● Exercise details: In your copy, repeat the records exactly and leave out the pictures.

● Entries provided:
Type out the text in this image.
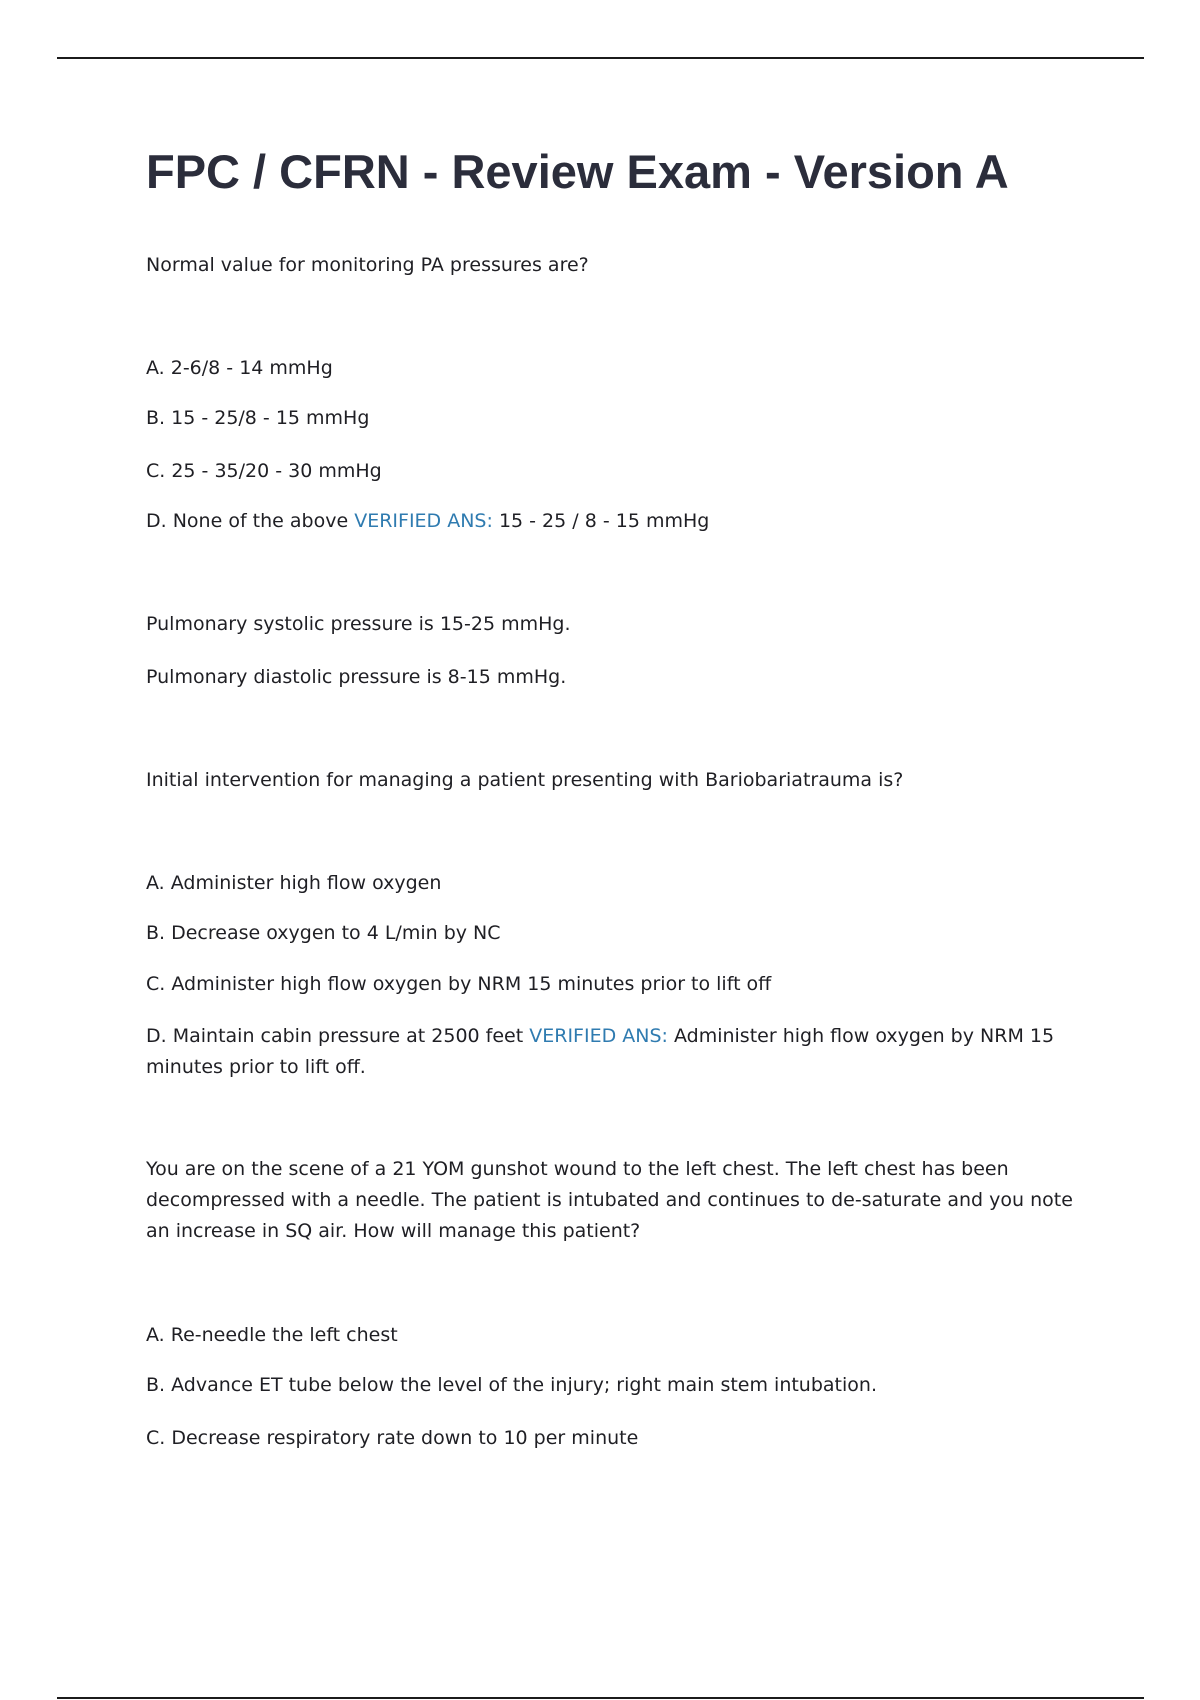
FPC / CFRN - Review Exam - Version A

Normal value for monitoring PA pressures are?

A. 2-6/8 - 14 mmHg

B. 15 - 25/8 - 15 mmHg

C. 25 - 35/20 - 30 mmHg

D. None of the above VERIFIED ANS: 15 - 25 / 8 - 15 mmHg

Pulmonary systolic pressure is 15-25 mmHg.

Pulmonary diastolic pressure is 8-15 mmHg.

Initial intervention for managing a patient presenting with Bariobariatrauma is?

A. Administer high flow oxygen

B. Decrease oxygen to 4 L/min by NC

C. Administer high flow oxygen by NRM 15 minutes prior to lift off

D. Maintain cabin pressure at 2500 feet VERIFIED ANS: Administer high flow oxygen by NRM 15 minutes prior to lift off.

You are on the scene of a 21 YOM gunshot wound to the left chest. The left chest has been decompressed with a needle. The patient is intubated and continues to de-saturate and you note an increase in SQ air. How will manage this patient?

A. Re-needle the left chest

B. Advance ET tube below the level of the injury; right main stem intubation.

C. Decrease respiratory rate down to 10 per minute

● Task solution:
Type out the text in this image.
FPC / CFRN - Review Exam - Version A

Normal value for monitoring PA pressures are?

A. 2-6/8 - 14 mmHg

B. 15 - 25/8 - 15 mmHg

C. 25 - 35/20 - 30 mmHg

D. None of the above VERIFIED ANS: 15 - 25 / 8 - 15 mmHg

Pulmonary systolic pressure is 15-25 mmHg.

Pulmonary diastolic pressure is 8-15 mmHg.

Initial intervention for managing a patient presenting with Bariobariatrauma is?

A. Administer high flow oxygen

B. Decrease oxygen to 4 L/min by NC

C. Administer high flow oxygen by NRM 15 minutes prior to lift off

D. Maintain cabin pressure at 2500 feet VERIFIED ANS: Administer high flow oxygen by NRM 15 minutes prior to lift off.

You are on the scene of a 21 YOM gunshot wound to the left chest. The left chest has been decompressed with a needle. The patient is intubated and continues to de-saturate and you note an increase in SQ air. How will manage this patient?

A. Re-needle the left chest

B. Advance ET tube below the level of the injury; right main stem intubation.

C. Decrease respiratory rate down to 10 per minute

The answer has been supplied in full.